§ **TASK PROMPT**
Copy the lines from the first one through the line that has "crop-mark-top-left [153,103,184,134]", swapping "category-label" for "province-label" and keeping everything else the same.

§ **INFORMATION SHOWN**
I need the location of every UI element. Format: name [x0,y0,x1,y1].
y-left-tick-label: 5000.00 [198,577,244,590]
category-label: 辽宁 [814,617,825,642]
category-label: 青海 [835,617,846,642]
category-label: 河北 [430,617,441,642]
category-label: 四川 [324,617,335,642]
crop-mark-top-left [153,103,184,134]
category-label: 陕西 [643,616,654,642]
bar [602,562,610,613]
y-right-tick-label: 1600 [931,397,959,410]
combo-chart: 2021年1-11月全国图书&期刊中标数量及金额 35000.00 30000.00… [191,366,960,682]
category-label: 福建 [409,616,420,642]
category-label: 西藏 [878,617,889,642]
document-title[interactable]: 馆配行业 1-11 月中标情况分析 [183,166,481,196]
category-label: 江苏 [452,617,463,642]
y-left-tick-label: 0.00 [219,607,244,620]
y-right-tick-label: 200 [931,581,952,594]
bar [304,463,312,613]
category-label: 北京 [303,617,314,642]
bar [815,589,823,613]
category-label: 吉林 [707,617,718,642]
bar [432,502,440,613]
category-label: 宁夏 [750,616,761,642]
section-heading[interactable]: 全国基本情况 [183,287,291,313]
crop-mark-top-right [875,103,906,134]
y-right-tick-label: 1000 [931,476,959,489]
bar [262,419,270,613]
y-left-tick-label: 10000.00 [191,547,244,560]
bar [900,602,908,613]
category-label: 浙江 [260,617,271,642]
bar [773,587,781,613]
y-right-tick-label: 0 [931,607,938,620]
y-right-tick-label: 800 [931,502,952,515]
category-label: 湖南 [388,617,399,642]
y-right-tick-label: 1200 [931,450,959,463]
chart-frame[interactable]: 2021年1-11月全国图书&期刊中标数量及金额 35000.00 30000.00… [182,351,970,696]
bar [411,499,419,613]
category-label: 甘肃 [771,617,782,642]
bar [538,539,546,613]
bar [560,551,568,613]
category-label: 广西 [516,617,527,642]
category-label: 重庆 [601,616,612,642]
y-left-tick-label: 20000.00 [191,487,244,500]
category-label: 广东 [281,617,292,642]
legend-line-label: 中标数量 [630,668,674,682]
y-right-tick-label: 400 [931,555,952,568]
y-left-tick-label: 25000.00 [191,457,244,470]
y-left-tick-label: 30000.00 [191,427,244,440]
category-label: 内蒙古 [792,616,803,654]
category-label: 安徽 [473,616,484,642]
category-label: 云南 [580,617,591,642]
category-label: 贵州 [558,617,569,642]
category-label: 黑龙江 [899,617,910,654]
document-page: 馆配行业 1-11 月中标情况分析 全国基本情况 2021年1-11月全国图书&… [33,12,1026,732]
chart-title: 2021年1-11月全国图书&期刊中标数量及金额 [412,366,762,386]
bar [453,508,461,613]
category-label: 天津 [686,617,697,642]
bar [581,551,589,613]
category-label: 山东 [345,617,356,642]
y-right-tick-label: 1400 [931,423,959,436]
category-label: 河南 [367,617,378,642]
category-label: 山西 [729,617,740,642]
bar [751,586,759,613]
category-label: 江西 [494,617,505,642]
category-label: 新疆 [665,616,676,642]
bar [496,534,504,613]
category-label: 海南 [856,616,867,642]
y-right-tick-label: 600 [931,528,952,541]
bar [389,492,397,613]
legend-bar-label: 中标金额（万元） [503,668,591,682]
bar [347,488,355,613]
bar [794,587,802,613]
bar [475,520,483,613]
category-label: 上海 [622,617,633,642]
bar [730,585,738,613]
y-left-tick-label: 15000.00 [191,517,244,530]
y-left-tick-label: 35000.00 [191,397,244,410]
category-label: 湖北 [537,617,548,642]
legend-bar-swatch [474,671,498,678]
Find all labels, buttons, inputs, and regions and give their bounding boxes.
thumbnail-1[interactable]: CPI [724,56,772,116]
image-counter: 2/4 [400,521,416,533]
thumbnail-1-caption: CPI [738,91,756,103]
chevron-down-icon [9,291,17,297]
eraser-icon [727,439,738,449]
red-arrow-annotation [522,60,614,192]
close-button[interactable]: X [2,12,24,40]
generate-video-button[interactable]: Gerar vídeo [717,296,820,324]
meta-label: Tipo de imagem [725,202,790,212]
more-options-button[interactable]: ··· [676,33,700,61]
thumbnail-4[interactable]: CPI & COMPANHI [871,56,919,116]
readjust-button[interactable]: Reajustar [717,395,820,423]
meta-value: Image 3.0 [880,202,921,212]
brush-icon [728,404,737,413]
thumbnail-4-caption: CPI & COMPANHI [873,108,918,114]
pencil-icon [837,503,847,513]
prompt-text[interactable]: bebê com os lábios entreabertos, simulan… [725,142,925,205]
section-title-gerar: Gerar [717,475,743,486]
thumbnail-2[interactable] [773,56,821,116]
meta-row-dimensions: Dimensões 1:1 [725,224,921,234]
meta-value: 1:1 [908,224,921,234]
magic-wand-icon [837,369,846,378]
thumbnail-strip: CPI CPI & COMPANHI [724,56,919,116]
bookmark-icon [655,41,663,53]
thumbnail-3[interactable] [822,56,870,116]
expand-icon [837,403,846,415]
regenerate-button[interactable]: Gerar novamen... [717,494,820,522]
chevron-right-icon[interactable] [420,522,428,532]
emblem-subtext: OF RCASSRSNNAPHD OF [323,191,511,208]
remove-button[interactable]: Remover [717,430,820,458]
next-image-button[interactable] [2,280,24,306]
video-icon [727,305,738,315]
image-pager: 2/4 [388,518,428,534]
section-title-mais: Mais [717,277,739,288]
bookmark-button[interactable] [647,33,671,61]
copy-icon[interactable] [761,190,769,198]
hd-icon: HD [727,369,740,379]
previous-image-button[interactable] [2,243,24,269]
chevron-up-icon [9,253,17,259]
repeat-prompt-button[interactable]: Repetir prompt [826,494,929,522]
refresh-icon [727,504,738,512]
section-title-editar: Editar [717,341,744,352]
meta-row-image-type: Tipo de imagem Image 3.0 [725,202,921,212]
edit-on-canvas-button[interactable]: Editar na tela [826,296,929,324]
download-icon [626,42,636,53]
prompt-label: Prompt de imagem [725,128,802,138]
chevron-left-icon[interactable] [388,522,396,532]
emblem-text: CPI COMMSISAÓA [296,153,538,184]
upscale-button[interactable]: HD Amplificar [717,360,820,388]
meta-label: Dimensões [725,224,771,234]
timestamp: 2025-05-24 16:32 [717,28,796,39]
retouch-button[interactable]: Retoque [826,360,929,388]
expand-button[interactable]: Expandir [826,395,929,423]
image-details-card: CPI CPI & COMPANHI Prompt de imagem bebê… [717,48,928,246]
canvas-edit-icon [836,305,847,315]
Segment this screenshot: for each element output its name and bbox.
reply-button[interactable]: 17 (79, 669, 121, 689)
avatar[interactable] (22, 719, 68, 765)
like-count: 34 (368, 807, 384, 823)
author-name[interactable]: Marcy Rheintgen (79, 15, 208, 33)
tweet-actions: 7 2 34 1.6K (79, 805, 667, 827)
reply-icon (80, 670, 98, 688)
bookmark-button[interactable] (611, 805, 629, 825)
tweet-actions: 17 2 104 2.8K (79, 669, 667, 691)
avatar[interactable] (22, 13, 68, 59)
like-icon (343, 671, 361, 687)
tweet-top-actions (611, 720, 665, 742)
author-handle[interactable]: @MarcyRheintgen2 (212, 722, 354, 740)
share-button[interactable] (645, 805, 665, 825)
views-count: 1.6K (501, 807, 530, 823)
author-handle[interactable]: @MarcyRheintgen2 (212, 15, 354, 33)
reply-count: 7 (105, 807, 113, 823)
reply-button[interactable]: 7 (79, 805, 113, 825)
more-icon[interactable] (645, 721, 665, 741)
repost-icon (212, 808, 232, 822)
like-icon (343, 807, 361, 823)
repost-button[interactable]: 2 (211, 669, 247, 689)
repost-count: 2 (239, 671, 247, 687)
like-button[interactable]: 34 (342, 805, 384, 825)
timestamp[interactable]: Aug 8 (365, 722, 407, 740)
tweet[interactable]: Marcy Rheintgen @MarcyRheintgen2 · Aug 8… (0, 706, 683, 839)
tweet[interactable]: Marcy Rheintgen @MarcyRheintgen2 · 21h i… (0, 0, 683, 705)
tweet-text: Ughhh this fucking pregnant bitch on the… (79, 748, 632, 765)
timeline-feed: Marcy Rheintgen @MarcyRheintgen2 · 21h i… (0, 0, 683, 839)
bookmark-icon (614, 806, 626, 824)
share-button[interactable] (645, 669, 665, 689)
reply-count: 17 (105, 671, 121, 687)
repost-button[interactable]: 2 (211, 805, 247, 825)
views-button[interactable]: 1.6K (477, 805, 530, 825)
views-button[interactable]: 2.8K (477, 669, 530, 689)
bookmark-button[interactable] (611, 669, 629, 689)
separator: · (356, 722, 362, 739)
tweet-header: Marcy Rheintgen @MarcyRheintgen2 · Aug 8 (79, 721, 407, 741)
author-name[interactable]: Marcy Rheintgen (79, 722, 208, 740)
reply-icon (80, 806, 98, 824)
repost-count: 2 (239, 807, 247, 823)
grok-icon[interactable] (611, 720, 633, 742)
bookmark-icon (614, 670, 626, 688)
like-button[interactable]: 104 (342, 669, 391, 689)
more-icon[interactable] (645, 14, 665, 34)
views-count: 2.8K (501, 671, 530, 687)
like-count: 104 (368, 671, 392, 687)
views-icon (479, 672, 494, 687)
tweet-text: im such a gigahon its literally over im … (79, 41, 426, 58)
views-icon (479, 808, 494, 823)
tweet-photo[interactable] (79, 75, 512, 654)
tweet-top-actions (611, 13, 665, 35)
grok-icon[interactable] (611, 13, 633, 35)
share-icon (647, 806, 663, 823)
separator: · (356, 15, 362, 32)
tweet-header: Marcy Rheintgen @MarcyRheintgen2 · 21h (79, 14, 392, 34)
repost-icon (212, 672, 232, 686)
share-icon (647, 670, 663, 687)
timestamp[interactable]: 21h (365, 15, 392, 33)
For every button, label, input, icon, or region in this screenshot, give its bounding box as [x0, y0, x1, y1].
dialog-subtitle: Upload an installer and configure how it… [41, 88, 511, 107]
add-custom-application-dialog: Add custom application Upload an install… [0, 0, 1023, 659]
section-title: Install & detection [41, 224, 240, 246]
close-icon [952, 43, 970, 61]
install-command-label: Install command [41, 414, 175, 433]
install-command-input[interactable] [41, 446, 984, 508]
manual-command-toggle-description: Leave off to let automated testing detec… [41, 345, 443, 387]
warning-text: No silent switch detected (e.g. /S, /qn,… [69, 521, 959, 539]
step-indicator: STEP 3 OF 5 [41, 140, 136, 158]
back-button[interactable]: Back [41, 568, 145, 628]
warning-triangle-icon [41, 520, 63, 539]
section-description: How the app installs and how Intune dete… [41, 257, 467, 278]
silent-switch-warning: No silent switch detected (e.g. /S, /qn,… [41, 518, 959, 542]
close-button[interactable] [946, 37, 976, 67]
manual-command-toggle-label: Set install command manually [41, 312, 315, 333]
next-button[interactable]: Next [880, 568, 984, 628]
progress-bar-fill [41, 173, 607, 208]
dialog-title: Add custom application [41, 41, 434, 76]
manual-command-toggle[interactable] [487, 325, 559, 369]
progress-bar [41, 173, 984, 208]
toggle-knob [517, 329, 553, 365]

§ **RESULT**
I need the location of every UI element. Format: name [x0,y0,x1,y1].
y-left-tick-label: 5000.00 [198,577,244,590]
province-label: 辽宁 [814,617,825,642]
province-label: 青海 [835,617,846,642]
province-label: 河北 [430,617,441,642]
province-label: 四川 [324,617,335,642]
crop-mark-top-left [153,103,184,134]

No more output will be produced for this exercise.